> [Problem statement]:
Collect each line of the entries that holds the string "Core".

> [Exercise input]:
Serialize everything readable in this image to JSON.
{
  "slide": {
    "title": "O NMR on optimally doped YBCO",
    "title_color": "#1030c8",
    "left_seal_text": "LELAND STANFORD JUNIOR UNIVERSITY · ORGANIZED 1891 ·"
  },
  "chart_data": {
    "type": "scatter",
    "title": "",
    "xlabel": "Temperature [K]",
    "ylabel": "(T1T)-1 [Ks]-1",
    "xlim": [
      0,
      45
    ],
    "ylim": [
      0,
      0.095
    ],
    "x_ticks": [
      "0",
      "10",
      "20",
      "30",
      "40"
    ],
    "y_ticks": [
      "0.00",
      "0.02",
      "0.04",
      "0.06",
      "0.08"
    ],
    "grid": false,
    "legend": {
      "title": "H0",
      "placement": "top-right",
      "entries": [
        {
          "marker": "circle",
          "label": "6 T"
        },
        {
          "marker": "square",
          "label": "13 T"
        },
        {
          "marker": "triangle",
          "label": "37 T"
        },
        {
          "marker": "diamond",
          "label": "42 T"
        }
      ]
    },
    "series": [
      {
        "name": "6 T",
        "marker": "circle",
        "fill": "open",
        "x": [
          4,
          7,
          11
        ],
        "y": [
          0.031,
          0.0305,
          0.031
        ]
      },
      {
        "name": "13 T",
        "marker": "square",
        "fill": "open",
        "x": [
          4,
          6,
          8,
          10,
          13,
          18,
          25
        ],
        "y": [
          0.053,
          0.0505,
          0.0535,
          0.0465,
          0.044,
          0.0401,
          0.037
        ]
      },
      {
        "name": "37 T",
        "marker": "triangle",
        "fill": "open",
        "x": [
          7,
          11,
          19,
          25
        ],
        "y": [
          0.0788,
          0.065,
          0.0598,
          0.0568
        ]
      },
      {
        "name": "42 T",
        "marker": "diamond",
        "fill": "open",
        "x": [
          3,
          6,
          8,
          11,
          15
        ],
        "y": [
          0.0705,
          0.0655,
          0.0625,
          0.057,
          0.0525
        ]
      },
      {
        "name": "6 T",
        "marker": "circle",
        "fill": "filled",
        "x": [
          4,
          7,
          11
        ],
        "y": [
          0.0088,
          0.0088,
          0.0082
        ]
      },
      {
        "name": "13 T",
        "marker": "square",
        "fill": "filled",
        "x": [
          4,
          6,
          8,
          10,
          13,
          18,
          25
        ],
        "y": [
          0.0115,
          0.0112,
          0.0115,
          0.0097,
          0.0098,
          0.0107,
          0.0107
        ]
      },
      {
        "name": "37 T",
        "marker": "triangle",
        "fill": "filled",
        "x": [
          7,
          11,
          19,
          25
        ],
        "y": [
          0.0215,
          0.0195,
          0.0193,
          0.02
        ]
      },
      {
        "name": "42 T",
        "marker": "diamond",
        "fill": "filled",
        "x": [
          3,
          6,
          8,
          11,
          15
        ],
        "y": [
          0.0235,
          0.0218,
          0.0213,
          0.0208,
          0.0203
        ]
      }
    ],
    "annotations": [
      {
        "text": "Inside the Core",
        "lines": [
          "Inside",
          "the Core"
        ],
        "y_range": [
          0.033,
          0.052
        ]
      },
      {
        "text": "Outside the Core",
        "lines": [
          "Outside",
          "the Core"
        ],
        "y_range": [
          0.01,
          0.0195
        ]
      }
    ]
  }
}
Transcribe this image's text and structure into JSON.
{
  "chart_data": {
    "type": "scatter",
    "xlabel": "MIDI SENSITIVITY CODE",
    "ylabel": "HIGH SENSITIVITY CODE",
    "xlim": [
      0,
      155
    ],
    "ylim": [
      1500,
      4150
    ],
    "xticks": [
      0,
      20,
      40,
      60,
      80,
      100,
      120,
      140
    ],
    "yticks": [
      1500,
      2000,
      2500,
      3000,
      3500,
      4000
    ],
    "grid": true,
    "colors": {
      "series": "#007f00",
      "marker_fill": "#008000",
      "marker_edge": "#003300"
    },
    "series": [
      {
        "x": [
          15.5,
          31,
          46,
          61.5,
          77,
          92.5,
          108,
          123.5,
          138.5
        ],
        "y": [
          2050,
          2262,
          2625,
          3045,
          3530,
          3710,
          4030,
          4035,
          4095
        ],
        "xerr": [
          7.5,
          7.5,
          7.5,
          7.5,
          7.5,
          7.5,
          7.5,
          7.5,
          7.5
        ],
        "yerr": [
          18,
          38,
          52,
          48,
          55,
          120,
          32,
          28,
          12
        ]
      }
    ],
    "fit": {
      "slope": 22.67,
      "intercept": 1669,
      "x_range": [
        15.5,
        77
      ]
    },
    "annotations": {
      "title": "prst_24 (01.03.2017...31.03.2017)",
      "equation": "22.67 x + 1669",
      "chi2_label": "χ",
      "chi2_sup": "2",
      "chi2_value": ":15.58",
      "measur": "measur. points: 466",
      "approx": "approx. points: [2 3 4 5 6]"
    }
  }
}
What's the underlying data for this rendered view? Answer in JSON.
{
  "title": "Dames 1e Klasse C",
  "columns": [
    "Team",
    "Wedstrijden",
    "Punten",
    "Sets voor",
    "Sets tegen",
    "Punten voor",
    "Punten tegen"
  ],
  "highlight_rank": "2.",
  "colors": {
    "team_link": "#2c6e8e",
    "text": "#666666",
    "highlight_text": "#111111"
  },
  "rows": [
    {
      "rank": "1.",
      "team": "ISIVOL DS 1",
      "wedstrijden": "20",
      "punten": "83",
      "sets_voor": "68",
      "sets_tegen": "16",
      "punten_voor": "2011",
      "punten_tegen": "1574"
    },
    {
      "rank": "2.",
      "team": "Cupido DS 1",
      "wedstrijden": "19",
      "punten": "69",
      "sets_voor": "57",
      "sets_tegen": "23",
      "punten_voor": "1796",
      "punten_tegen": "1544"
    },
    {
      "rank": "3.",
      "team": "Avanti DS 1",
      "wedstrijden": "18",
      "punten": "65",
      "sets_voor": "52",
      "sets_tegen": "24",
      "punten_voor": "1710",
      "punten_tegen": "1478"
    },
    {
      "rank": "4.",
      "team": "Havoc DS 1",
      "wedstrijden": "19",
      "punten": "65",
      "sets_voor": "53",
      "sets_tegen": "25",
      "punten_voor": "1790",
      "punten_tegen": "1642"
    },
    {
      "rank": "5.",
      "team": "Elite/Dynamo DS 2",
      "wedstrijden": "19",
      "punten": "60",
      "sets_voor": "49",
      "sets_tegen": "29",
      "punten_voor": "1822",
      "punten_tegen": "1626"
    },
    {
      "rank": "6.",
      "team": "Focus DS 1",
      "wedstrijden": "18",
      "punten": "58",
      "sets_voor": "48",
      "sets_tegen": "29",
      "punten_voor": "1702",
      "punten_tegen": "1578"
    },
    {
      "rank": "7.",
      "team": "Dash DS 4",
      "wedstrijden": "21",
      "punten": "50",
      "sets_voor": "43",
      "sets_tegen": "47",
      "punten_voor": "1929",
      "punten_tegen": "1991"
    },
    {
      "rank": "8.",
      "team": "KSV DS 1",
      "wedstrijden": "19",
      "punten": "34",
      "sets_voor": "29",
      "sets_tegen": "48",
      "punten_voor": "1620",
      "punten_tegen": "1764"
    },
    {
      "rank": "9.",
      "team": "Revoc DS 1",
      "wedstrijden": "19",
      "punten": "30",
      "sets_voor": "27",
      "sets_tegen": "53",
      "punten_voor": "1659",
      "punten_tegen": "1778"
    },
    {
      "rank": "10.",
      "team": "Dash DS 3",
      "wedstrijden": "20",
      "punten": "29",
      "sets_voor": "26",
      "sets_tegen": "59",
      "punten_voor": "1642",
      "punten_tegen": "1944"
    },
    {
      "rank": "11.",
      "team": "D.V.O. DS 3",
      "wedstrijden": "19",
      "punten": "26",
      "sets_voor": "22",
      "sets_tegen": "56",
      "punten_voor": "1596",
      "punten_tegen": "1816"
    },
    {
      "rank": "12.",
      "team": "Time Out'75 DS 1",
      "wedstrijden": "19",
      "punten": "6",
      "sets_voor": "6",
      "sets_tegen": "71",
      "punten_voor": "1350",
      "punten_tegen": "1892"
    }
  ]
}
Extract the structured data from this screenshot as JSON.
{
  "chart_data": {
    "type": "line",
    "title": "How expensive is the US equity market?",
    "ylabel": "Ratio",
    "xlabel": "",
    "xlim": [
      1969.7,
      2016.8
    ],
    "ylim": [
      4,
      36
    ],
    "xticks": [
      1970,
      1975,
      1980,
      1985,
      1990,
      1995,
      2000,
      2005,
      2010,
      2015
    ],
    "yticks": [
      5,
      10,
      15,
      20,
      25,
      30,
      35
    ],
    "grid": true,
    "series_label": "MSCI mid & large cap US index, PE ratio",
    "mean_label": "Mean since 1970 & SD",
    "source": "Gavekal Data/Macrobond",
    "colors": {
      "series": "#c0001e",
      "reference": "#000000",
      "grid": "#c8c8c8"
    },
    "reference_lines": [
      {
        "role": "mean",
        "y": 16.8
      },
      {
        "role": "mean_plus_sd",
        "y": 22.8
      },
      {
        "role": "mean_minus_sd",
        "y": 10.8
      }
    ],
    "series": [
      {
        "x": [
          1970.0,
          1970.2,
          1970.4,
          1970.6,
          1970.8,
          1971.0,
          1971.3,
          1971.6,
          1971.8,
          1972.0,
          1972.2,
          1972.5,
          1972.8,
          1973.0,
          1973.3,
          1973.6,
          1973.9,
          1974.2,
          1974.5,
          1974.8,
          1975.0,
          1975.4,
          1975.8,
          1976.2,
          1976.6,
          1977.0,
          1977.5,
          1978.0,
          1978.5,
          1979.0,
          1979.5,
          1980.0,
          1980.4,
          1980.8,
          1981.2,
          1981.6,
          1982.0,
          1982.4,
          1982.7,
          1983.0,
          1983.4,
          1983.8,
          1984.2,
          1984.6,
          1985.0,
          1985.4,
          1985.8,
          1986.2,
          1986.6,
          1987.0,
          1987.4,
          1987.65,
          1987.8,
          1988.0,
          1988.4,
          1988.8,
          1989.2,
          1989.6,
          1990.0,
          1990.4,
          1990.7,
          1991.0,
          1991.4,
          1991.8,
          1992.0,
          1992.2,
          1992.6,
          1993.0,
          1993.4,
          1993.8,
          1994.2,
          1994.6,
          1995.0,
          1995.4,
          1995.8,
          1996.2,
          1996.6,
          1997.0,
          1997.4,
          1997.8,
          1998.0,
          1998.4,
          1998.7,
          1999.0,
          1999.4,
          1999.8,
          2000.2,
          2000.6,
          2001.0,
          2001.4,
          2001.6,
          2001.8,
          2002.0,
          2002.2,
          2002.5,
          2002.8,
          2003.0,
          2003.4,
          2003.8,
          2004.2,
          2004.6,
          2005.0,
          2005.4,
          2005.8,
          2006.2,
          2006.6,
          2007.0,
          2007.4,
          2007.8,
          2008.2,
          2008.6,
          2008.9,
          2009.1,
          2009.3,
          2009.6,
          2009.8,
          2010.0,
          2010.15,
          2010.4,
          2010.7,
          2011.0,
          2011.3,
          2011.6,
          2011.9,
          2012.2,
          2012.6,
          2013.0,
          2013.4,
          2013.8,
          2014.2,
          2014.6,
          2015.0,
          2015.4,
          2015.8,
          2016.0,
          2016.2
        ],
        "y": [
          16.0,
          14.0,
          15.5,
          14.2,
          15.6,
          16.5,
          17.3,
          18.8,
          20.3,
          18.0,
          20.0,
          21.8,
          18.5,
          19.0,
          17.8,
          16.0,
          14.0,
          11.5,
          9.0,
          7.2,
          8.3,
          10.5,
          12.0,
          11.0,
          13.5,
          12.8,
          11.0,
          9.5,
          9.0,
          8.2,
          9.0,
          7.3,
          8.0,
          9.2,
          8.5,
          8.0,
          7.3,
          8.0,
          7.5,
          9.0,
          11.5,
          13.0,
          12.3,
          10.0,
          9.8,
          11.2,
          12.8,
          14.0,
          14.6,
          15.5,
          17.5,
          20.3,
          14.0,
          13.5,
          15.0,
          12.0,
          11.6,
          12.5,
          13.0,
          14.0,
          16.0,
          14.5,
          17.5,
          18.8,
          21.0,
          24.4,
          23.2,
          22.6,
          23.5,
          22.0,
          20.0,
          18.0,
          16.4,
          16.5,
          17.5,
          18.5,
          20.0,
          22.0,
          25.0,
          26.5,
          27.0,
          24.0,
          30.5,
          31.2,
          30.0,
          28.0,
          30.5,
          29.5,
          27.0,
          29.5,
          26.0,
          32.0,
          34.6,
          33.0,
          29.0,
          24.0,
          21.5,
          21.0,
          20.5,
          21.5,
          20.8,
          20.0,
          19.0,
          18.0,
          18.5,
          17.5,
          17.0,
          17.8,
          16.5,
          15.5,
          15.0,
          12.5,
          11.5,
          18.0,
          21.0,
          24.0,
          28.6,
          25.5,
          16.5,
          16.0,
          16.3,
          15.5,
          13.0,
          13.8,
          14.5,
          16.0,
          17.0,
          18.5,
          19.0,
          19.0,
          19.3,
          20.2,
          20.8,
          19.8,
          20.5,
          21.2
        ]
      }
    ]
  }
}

> [Problem solution]:
        "text": "Inside the Core",
          "the Core"
        "text": "Outside the Core",
          "the Core"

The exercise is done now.